Task directions ::
Gather all lines in the data that hold the string "MMSI".

Input rows ::
** BEGIN **

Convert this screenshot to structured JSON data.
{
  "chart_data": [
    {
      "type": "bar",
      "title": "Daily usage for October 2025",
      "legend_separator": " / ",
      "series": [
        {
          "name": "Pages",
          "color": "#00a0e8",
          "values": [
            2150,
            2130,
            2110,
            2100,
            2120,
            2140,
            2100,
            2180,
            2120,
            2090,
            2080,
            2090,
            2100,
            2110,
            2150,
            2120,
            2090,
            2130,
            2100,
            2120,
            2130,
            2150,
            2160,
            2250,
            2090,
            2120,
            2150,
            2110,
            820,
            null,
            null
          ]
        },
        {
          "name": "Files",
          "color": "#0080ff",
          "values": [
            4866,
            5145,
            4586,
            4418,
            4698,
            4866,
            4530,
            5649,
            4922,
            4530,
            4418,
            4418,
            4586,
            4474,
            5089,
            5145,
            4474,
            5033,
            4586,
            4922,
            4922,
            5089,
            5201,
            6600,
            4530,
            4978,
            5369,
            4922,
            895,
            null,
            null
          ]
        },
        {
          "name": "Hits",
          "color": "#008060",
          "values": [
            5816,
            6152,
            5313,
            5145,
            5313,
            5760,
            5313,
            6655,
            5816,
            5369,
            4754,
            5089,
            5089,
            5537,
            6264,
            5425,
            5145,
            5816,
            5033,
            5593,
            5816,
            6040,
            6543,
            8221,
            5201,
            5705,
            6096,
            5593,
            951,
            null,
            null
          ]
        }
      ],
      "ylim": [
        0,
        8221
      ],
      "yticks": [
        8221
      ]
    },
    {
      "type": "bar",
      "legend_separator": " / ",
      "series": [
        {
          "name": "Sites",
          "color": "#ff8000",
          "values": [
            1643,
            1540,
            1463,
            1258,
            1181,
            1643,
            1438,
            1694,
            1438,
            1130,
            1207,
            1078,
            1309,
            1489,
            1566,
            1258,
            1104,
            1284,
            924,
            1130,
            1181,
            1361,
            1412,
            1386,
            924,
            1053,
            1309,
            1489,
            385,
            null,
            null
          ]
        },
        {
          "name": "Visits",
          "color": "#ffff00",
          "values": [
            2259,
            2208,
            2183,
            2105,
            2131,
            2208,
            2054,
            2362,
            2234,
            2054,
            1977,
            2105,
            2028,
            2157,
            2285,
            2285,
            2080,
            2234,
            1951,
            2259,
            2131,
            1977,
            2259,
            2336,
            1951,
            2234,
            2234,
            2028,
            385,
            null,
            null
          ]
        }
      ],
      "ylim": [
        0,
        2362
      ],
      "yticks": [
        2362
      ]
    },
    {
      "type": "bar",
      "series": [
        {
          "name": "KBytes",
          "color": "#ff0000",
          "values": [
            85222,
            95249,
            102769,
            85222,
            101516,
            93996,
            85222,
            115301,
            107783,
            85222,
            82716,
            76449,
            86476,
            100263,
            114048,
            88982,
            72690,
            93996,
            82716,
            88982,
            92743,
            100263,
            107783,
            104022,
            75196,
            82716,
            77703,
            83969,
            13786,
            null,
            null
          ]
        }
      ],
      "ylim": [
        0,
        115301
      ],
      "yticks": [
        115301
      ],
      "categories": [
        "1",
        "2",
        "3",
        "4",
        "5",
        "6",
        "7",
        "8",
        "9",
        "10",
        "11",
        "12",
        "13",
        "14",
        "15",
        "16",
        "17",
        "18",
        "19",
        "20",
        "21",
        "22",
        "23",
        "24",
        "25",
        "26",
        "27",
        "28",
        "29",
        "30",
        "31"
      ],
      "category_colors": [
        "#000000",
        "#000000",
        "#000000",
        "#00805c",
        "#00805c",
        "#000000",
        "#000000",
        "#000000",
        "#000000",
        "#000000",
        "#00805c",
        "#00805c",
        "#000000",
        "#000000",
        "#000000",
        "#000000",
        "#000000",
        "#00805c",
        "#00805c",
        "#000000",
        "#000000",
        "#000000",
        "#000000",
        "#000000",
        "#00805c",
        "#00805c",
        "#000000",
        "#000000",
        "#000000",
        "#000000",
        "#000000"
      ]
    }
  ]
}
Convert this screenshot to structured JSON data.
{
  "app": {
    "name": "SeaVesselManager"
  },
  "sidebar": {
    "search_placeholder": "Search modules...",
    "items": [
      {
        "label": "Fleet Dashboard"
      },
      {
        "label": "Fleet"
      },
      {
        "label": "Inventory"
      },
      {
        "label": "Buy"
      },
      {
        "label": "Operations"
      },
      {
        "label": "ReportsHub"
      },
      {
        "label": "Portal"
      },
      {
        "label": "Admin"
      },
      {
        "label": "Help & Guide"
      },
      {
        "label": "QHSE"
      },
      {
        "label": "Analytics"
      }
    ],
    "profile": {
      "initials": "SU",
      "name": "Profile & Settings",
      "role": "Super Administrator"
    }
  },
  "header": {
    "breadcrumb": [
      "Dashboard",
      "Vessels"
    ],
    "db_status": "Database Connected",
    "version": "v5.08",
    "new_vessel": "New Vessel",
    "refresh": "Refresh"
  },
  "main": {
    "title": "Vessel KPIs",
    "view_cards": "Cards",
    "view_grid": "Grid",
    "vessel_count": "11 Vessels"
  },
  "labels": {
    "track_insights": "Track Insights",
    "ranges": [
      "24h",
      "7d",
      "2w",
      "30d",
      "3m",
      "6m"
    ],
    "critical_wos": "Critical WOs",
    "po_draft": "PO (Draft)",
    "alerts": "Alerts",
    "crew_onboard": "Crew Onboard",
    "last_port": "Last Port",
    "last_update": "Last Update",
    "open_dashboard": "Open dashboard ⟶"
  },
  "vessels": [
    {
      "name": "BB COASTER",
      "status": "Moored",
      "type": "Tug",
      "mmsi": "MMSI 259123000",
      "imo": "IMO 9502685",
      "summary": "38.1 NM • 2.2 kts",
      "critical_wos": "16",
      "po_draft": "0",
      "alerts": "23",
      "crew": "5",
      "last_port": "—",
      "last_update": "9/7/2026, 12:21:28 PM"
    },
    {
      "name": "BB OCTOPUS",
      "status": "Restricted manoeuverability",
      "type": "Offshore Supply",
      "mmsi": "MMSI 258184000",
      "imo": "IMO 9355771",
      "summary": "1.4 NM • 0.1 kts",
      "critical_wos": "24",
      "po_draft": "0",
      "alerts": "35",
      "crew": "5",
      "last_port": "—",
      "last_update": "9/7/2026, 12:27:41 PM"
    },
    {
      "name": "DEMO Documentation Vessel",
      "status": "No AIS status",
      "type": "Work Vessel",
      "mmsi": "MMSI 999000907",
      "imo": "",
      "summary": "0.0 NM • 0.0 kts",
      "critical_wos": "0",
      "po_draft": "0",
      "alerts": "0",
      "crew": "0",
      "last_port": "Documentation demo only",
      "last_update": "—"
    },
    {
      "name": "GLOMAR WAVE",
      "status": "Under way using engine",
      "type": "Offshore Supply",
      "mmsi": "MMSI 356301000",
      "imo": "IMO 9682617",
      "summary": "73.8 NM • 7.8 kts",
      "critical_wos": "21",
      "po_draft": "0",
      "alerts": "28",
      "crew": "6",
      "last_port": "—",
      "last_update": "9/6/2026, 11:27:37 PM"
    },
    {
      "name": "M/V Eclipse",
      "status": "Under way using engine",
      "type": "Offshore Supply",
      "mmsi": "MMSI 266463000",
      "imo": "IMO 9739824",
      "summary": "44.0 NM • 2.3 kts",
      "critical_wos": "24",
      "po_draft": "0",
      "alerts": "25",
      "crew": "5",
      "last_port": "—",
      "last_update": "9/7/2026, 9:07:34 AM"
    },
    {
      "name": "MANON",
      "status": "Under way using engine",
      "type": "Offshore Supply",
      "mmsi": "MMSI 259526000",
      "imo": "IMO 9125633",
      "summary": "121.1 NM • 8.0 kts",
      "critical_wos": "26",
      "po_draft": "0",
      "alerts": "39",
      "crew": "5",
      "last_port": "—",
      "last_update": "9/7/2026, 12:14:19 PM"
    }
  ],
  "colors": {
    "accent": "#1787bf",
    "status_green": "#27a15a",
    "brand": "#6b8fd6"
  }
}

** END **

Reply ::
      "mmsi": "MMSI 259123000",
      "mmsi": "MMSI 258184000",
      "mmsi": "MMSI 999000907",
      "mmsi": "MMSI 356301000",
      "mmsi": "MMSI 266463000",
      "mmsi": "MMSI 259526000",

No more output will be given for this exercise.